TASK REQUIREMENTS:
Repeat every line of the data exactly, but not the pictures.

-- START OF PROVIDED ENTRIES --

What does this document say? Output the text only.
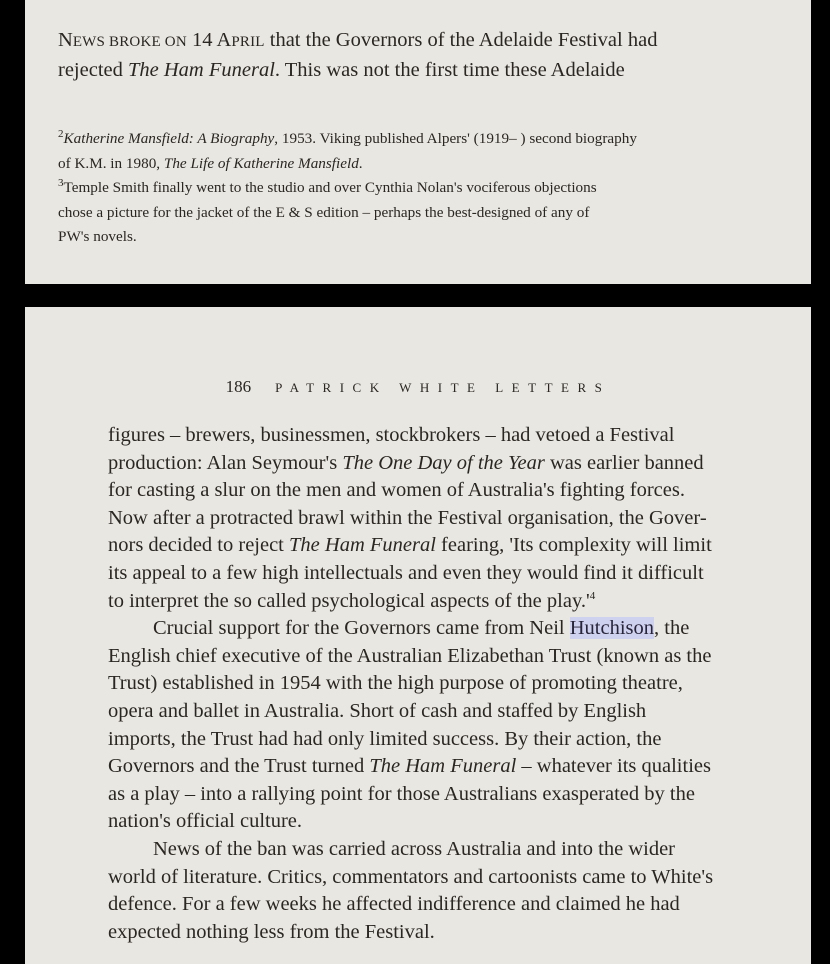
NEWS BROKE ON 14 APRIL that the Governors of the Adelaide Festival had
rejected The Ham Funeral. This was not the first time these Adelaide

$^2$Katherine Mansfield: A Biography, 1953. Viking published Alpers' (1919– ) second biography
of K.M. in 1980, The Life of Katherine Mansfield.

$^3$Temple Smith finally went to the studio and over Cynthia Nolan's vociferous objections
chose a picture for the jacket of the E & S edition – perhaps the best-designed of any of
PW's novels.

186 PATRICK WHITE LETTERS

figures – brewers, businessmen, stockbrokers – had vetoed a Festival
production: Alan Seymour's The One Day of the Year was earlier banned
for casting a slur on the men and women of Australia's fighting forces.
Now after a protracted brawl within the Festival organisation, the Gover-
nors decided to reject The Ham Funeral fearing, 'Its complexity will limit
its appeal to a few high intellectuals and even they would find it difficult
to interpret the so called psychological aspects of the $play.'^4$

Crucial support for the Governors came from Neil Hutchison, the
English chief executive of the Australian Elizabethan Trust (known as the
Trust) established in 1954 with the high purpose of promoting theatre,
opera and ballet in Australia. Short of cash and staffed by English
imports, the Trust had had only limited success. By their action, the
Governors and the Trust turned The Ham Funeral – whatever its qualities
as a play – into a rallying point for those Australians exasperated by the
nation's official culture.

News of the ban was carried across Australia and into the wider
world of literature. Critics, commentators and cartoonists came to White's
defence. For a few weeks he affected indifference and claimed he had
expected nothing less from the Festival.
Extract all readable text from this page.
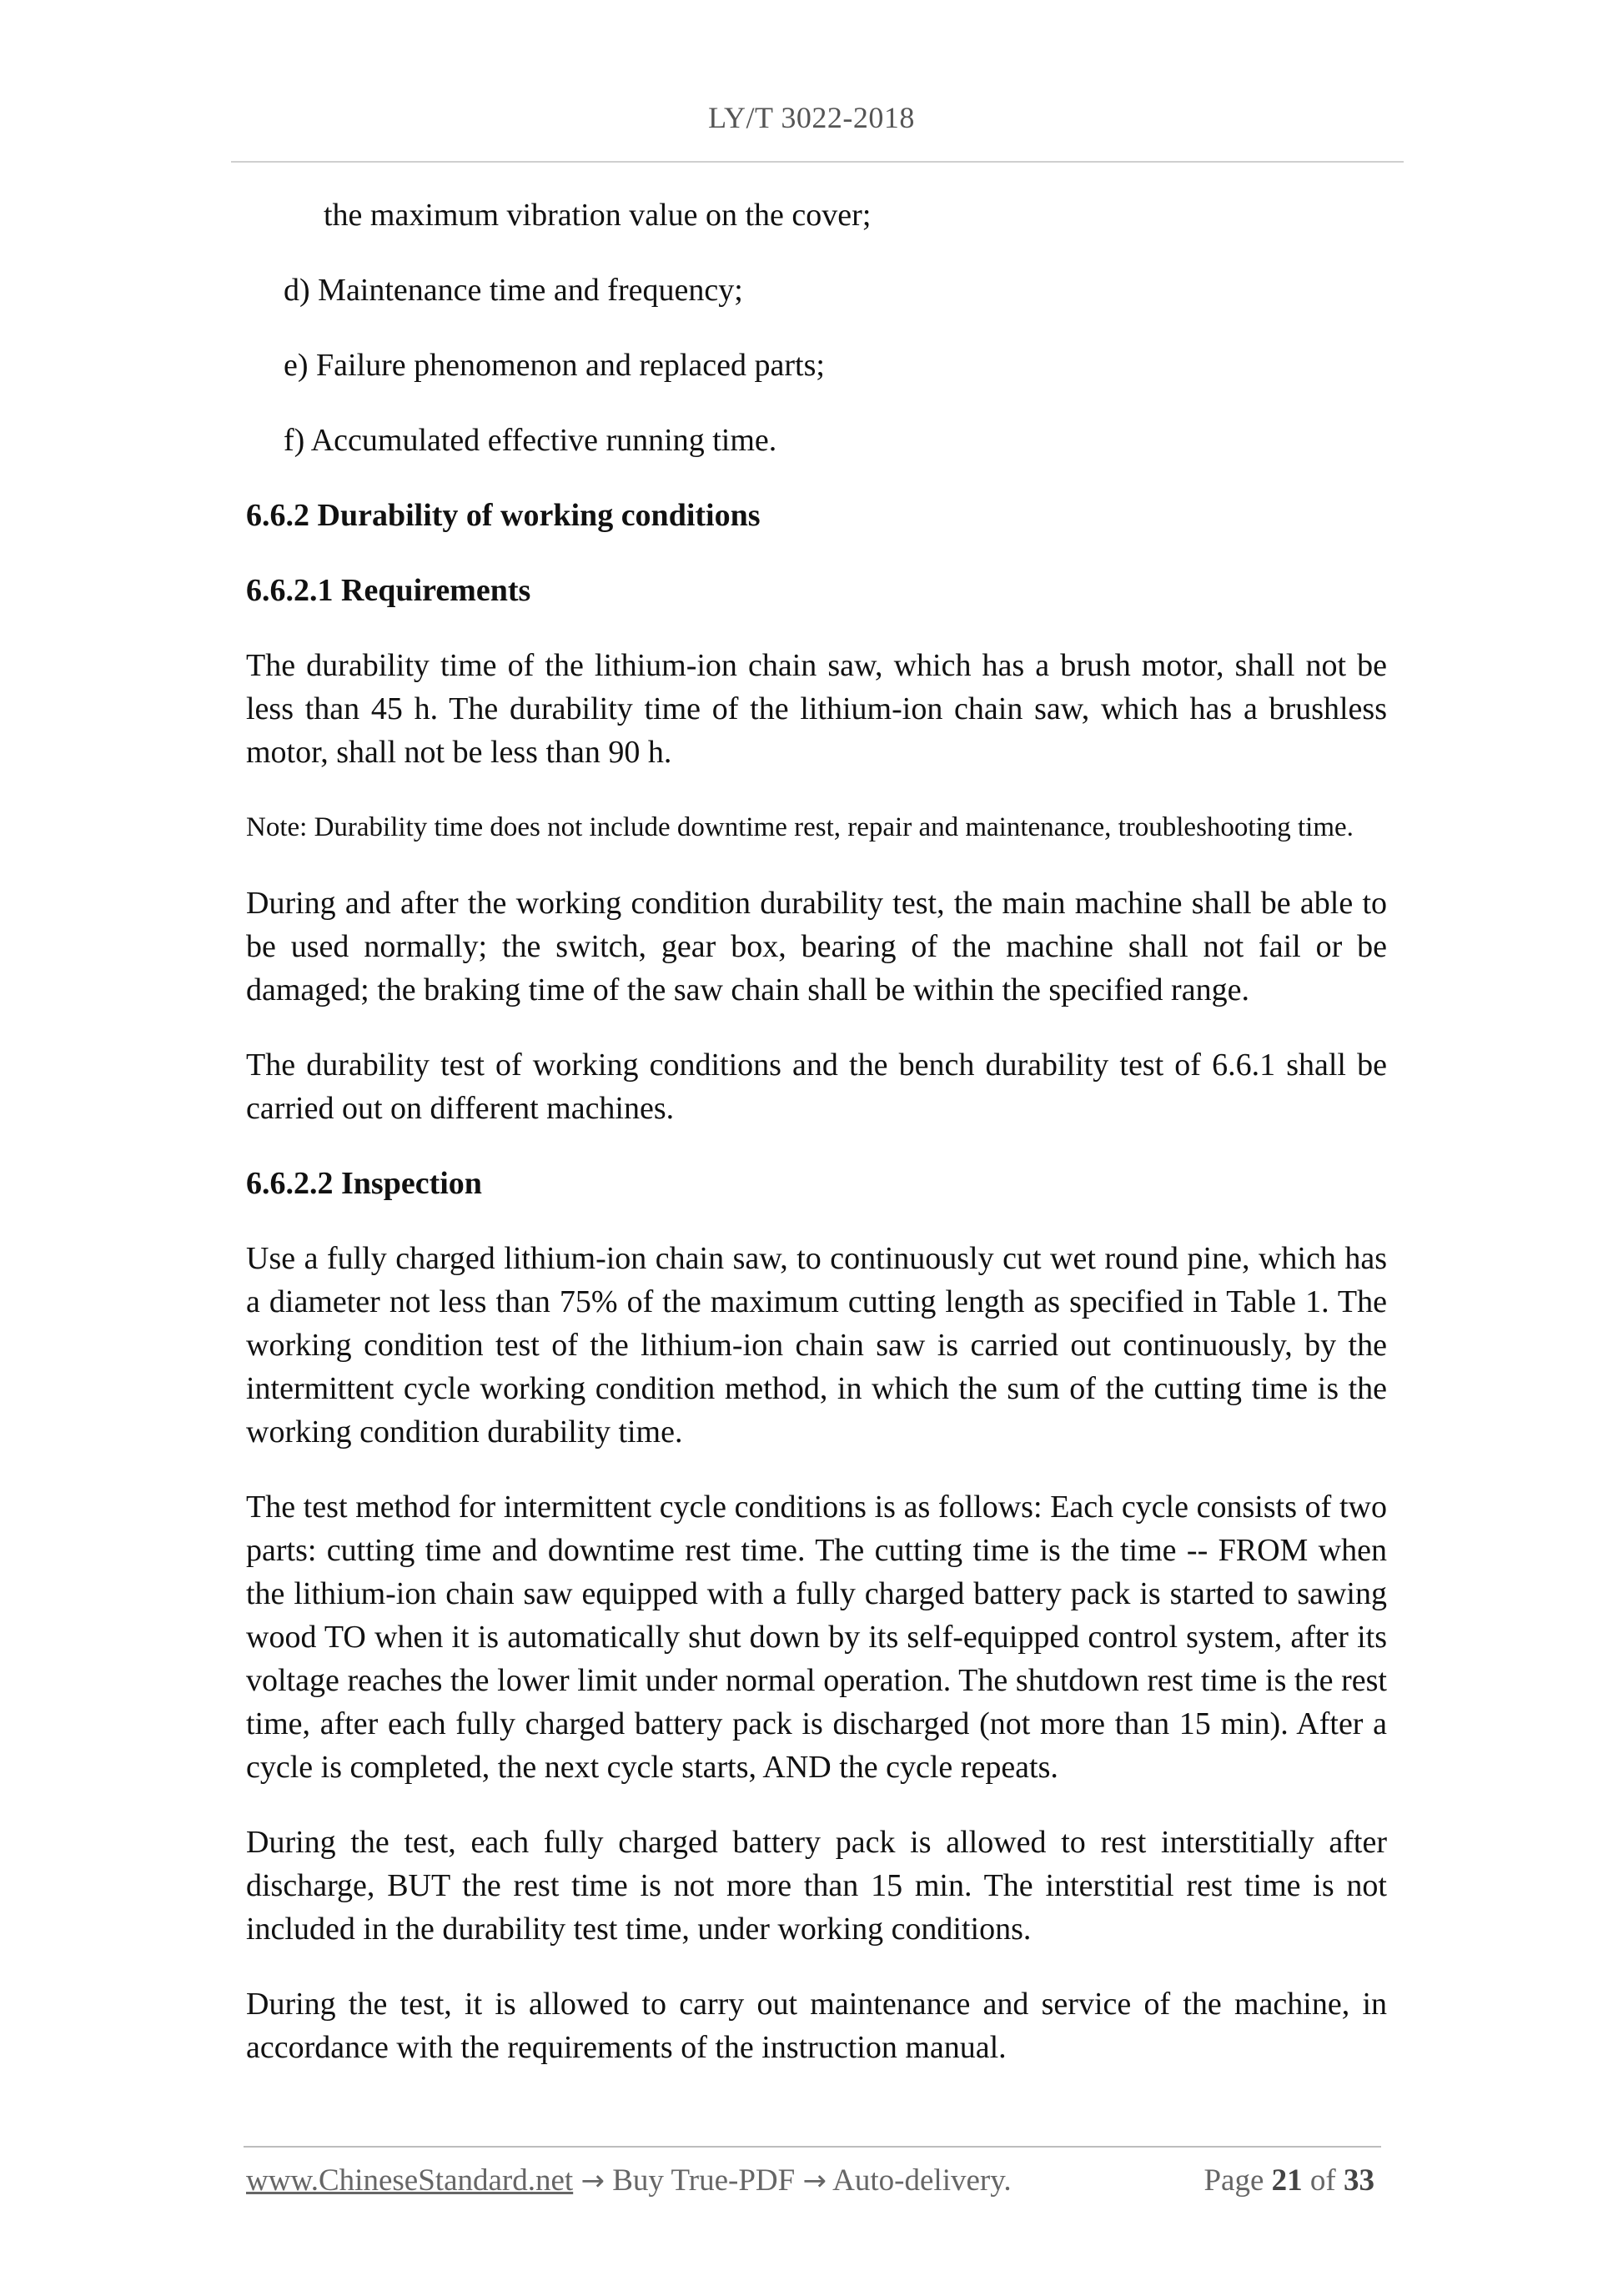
LY/T 3022-2018

the maximum vibration value on the cover;

d) Maintenance time and frequency;

e) Failure phenomenon and replaced parts;

f) Accumulated effective running time.

6.6.2 Durability of working conditions

6.6.2.1 Requirements

The durability time of the lithium-ion chain saw, which has a brush motor, shall not be less than 45 h. The durability time of the lithium-ion chain saw, which has a brushless motor, shall not be less than 90 h.

Note: Durability time does not include downtime rest, repair and maintenance, troubleshooting time.

During and after the working condition durability test, the main machine shall be able to be used normally; the switch, gear box, bearing of the machine shall not fail or be damaged; the braking time of the saw chain shall be within the specified range.

The durability test of working conditions and the bench durability test of 6.6.1 shall be carried out on different machines.

6.6.2.2 Inspection

Use a fully charged lithium-ion chain saw, to continuously cut wet round pine, which has a diameter not less than 75% of the maximum cutting length as specified in Table 1. The working condition test of the lithium-ion chain saw is carried out continuously, by the intermittent cycle working condition method, in which the sum of the cutting time is the working condition durability time.

The test method for intermittent cycle conditions is as follows: Each cycle consists of two parts: cutting time and downtime rest time. The cutting time is the time -- FROM when the lithium-ion chain saw equipped with a fully charged battery pack is started to sawing wood TO when it is automatically shut down by its self-equipped control system, after its voltage reaches the lower limit under normal operation. The shutdown rest time is the rest time, after each fully charged battery pack is discharged (not more than 15 min). After a cycle is completed, the next cycle starts, AND the cycle repeats.

During the test, each fully charged battery pack is allowed to rest interstitially after discharge, BUT the rest time is not more than 15 min. The interstitial rest time is not included in the durability test time, under working conditions.

During the test, it is allowed to carry out maintenance and service of the machine, in accordance with the requirements of the instruction manual.

www.ChineseStandard.net → Buy True-PDF → Auto-delivery.	Page 21 of 33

-- END OF PROVIDED ENTRIES --

WRITTEN ANSWER:
What does this document say? Output the text only.
NEWS BROKE ON 14 APRIL that the Governors of the Adelaide Festival had
rejected The Ham Funeral. This was not the first time these Adelaide

$^2$Katherine Mansfield: A Biography, 1953. Viking published Alpers' (1919– ) second biography
of K.M. in 1980, The Life of Katherine Mansfield.

$^3$Temple Smith finally went to the studio and over Cynthia Nolan's vociferous objections
chose a picture for the jacket of the E & S edition – perhaps the best-designed of any of
PW's novels.

186 PATRICK WHITE LETTERS

figures – brewers, businessmen, stockbrokers – had vetoed a Festival
production: Alan Seymour's The One Day of the Year was earlier banned
for casting a slur on the men and women of Australia's fighting forces.
Now after a protracted brawl within the Festival organisation, the Gover-
nors decided to reject The Ham Funeral fearing, 'Its complexity will limit
its appeal to a few high intellectuals and even they would find it difficult
to interpret the so called psychological aspects of the $play.'^4$

Crucial support for the Governors came from Neil Hutchison, the
English chief executive of the Australian Elizabethan Trust (known as the
Trust) established in 1954 with the high purpose of promoting theatre,
opera and ballet in Australia. Short of cash and staffed by English
imports, the Trust had had only limited success. By their action, the
Governors and the Trust turned The Ham Funeral – whatever its qualities
as a play – into a rallying point for those Australians exasperated by the
nation's official culture.

News of the ban was carried across Australia and into the wider
world of literature. Critics, commentators and cartoonists came to White's
defence. For a few weeks he affected indifference and claimed he had
expected nothing less from the Festival.
Extract all readable text from this page.
LY/T 3022-2018

the maximum vibration value on the cover;

d) Maintenance time and frequency;

e) Failure phenomenon and replaced parts;

f) Accumulated effective running time.

6.6.2 Durability of working conditions

6.6.2.1 Requirements

The durability time of the lithium-ion chain saw, which has a brush motor, shall not be less than 45 h. The durability time of the lithium-ion chain saw, which has a brushless motor, shall not be less than 90 h.

Note: Durability time does not include downtime rest, repair and maintenance, troubleshooting time.

During and after the working condition durability test, the main machine shall be able to be used normally; the switch, gear box, bearing of the machine shall not fail or be damaged; the braking time of the saw chain shall be within the specified range.

The durability test of working conditions and the bench durability test of 6.6.1 shall be carried out on different machines.

6.6.2.2 Inspection

Use a fully charged lithium-ion chain saw, to continuously cut wet round pine, which has a diameter not less than 75% of the maximum cutting length as specified in Table 1. The working condition test of the lithium-ion chain saw is carried out continuously, by the intermittent cycle working condition method, in which the sum of the cutting time is the working condition durability time.

The test method for intermittent cycle conditions is as follows: Each cycle consists of two parts: cutting time and downtime rest time. The cutting time is the time -- FROM when the lithium-ion chain saw equipped with a fully charged battery pack is started to sawing wood TO when it is automatically shut down by its self-equipped control system, after its voltage reaches the lower limit under normal operation. The shutdown rest time is the rest time, after each fully charged battery pack is discharged (not more than 15 min). After a cycle is completed, the next cycle starts, AND the cycle repeats.

During the test, each fully charged battery pack is allowed to rest interstitially after discharge, BUT the rest time is not more than 15 min. The interstitial rest time is not included in the durability test time, under working conditions.

During the test, it is allowed to carry out maintenance and service of the machine, in accordance with the requirements of the instruction manual.

www.ChineseStandard.net → Buy True-PDF → Auto-delivery.	Page 21 of 33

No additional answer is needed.